Where a line holds the word "content", copy that line.
start RECORDS PROVIDED
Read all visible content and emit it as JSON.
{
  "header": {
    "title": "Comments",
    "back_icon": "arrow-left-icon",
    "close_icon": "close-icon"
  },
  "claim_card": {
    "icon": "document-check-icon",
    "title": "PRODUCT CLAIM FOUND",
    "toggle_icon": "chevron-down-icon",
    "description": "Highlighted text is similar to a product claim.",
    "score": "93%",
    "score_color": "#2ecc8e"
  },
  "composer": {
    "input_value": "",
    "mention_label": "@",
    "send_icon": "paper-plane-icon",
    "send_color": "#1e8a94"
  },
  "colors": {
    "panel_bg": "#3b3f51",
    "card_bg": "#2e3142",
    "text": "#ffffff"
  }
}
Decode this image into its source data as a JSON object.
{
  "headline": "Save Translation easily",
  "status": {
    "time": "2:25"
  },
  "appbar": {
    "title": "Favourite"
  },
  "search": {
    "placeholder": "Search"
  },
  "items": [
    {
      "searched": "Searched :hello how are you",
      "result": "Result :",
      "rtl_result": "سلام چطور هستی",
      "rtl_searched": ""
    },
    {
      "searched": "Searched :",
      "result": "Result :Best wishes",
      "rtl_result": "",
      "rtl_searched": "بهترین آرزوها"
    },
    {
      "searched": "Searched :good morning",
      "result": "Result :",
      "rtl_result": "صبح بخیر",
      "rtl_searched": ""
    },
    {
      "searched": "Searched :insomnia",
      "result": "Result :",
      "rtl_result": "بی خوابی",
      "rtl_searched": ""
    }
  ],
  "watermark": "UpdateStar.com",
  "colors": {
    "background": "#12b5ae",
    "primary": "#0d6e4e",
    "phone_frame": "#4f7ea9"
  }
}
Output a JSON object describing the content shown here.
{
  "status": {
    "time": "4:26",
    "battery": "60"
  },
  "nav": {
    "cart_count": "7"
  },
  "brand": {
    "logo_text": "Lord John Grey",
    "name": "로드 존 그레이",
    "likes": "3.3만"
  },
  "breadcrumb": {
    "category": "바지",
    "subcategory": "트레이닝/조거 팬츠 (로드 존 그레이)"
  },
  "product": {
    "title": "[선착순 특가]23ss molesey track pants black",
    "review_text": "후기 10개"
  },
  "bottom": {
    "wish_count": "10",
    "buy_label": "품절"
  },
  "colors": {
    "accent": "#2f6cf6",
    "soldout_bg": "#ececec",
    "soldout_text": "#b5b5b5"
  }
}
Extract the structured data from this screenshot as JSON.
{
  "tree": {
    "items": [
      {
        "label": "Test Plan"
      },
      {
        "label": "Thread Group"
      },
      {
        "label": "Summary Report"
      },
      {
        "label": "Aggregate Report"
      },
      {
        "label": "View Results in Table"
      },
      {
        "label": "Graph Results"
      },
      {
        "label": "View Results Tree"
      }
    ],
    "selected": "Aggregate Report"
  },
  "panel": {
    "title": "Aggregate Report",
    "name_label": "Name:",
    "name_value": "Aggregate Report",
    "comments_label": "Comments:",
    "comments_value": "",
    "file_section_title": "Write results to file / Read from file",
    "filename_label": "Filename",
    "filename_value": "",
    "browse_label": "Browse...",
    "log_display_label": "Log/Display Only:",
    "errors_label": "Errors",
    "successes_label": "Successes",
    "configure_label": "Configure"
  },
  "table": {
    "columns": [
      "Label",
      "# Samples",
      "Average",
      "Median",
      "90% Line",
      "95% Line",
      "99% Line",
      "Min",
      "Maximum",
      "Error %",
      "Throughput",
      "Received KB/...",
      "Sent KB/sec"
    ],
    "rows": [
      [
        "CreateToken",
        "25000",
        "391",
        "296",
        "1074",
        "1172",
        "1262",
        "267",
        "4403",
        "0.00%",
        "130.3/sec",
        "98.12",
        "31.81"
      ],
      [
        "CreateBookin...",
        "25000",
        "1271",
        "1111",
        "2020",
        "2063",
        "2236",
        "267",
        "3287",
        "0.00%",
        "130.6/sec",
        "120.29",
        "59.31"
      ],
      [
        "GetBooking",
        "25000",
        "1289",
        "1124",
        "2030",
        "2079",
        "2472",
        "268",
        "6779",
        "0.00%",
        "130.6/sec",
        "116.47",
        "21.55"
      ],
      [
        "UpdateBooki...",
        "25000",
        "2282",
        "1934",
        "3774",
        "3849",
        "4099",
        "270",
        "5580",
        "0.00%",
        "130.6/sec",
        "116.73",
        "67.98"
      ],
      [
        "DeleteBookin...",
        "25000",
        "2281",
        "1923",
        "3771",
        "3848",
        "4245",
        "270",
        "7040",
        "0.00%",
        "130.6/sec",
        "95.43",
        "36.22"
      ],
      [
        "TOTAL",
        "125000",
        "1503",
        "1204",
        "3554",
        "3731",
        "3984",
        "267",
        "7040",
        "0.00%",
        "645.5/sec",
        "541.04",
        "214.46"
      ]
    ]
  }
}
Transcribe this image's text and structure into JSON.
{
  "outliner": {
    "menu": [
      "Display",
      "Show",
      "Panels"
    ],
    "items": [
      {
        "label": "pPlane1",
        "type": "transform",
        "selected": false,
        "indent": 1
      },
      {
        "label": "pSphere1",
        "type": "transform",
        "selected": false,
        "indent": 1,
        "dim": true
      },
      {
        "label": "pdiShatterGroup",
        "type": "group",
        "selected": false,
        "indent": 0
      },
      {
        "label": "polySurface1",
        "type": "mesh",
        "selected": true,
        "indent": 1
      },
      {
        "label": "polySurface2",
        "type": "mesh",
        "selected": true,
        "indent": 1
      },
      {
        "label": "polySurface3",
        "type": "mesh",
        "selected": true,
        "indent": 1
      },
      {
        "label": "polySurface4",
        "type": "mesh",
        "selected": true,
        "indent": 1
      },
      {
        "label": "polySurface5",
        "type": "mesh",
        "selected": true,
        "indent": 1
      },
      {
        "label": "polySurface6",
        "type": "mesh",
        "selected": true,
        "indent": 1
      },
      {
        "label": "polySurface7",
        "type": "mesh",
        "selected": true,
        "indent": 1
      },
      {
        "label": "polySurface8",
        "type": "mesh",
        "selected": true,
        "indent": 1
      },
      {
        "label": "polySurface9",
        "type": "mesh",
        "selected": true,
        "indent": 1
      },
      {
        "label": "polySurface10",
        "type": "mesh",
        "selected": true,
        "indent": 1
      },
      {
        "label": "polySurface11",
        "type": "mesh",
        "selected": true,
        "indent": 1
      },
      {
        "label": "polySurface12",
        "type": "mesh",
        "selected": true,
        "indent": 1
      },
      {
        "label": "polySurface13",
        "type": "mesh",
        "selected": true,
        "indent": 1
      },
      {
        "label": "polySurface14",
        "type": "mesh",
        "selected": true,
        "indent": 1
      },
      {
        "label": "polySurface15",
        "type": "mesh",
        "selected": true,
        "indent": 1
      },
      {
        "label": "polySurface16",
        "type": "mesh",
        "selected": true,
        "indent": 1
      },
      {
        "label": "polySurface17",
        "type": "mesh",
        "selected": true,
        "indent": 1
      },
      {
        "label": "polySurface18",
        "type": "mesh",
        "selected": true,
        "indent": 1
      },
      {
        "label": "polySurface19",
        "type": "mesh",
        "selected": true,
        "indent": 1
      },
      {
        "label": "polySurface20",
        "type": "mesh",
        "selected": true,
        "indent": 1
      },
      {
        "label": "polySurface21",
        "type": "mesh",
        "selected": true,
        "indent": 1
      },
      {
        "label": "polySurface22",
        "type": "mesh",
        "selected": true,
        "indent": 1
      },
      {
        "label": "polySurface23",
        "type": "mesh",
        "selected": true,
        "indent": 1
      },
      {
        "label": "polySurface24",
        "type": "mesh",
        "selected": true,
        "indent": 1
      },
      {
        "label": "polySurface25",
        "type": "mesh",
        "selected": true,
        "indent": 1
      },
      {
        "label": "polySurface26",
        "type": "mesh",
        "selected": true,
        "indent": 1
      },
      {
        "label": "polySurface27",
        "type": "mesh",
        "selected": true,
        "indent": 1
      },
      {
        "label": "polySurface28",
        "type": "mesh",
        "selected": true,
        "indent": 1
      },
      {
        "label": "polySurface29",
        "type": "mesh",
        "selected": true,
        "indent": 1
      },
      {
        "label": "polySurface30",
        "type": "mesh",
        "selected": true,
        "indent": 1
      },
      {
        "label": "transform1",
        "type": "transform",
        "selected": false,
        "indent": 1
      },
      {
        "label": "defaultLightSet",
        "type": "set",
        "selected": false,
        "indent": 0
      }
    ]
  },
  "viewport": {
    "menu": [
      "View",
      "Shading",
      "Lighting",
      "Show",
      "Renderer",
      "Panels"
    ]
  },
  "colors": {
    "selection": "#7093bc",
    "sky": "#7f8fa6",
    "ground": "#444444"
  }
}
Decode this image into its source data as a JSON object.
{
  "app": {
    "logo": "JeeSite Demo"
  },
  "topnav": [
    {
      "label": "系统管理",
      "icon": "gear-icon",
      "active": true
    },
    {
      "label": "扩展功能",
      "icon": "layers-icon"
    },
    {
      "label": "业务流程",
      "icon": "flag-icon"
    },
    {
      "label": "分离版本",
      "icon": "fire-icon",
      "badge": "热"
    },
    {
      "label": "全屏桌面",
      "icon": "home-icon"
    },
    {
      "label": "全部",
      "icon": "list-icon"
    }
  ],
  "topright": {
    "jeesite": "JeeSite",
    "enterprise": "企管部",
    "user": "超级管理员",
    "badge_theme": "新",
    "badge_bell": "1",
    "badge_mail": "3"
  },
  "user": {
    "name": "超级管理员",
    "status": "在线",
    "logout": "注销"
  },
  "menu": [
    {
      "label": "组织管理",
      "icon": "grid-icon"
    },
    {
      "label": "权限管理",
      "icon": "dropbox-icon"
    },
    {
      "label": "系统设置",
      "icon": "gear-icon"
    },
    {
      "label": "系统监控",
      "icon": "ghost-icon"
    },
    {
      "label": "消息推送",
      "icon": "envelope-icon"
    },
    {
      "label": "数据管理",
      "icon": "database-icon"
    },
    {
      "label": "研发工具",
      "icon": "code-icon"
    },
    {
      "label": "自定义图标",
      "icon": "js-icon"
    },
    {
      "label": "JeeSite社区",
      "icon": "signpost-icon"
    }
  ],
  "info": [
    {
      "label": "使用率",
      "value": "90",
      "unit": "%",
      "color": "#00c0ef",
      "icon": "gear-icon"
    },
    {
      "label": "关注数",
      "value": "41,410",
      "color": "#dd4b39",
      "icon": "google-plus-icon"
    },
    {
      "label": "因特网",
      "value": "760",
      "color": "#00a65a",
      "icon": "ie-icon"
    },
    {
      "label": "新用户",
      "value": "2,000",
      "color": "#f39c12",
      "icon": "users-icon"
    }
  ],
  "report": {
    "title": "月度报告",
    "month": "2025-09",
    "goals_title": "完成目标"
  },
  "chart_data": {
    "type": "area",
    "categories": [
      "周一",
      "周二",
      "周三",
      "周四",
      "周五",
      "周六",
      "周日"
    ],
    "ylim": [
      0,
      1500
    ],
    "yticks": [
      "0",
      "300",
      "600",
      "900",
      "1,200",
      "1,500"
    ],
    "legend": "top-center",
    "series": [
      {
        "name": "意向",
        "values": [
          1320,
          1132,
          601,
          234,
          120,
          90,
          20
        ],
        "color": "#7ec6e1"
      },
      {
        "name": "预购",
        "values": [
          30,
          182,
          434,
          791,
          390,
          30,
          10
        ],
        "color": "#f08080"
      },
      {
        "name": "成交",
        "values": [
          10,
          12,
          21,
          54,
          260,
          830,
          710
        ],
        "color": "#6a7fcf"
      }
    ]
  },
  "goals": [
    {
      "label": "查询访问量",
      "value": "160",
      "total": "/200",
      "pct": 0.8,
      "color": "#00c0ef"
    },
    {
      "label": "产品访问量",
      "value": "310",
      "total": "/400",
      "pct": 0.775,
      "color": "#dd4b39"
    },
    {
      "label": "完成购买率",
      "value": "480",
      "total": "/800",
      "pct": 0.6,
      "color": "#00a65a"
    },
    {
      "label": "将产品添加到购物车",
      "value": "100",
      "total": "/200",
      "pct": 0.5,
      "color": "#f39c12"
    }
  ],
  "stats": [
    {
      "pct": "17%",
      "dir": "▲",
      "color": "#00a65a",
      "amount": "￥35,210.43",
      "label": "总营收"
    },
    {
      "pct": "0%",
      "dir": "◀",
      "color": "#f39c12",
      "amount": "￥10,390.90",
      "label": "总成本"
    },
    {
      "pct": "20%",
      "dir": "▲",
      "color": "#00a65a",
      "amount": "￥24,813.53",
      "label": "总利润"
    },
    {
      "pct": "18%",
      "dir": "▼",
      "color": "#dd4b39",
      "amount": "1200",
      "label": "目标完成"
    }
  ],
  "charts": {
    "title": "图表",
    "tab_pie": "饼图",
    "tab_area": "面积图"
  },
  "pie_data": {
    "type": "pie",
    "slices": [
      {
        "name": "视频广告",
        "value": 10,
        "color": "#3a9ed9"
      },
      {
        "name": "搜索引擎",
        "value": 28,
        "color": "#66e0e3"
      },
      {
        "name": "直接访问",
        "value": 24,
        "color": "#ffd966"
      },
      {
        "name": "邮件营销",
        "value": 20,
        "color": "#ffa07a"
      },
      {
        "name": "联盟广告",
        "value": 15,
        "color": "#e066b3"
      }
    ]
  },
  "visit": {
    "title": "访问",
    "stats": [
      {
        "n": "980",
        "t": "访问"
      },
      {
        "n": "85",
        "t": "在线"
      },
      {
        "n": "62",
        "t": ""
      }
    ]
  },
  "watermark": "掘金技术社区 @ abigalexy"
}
end RECORDS PROVIDED
▶ EXERCISE RESPONSE
Read all visible content and emit it as JSON.
Output a JSON object describing the content shown here.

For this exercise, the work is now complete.